From the entries below, please gather each line containing the string "worship".

[Dataset entries]
>>>

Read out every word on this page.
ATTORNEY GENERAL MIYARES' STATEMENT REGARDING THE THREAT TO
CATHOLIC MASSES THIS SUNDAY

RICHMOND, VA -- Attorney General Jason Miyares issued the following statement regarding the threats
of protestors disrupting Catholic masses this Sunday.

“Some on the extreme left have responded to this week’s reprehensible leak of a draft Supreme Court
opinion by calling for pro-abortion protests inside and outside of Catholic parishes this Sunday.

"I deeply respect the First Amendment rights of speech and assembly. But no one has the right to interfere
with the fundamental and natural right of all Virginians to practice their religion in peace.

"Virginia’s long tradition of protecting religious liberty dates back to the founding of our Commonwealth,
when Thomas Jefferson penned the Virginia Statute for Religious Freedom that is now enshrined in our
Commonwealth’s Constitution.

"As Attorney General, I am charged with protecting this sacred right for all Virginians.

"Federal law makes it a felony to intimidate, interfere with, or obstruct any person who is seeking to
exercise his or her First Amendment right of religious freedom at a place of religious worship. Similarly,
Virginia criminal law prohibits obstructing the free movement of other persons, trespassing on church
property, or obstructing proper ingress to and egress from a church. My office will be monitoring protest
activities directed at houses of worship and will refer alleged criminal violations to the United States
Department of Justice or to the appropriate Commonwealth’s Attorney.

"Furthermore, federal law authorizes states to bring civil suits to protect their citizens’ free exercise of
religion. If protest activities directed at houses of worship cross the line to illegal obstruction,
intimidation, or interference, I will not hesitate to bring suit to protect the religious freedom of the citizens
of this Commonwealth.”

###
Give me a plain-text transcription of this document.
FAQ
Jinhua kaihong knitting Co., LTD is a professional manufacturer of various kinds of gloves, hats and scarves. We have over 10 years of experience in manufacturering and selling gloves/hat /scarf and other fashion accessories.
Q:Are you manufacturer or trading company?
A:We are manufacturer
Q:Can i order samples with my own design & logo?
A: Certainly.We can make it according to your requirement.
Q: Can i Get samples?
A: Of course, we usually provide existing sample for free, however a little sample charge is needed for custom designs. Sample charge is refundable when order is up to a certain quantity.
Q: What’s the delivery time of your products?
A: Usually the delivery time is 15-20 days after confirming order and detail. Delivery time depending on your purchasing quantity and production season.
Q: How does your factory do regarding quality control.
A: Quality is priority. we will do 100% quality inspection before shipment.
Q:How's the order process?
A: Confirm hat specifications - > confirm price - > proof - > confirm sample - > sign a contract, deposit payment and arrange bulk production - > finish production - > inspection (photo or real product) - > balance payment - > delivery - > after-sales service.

<<<

ANSWER TO THIS TASK:
exercise his or her First Amendment right of religious freedom at a place of religious worship. Similarly,
activities directed at houses of worship and will refer alleged criminal violations to the United States
religion. If protest activities directed at houses of worship cross the line to illegal obstruction,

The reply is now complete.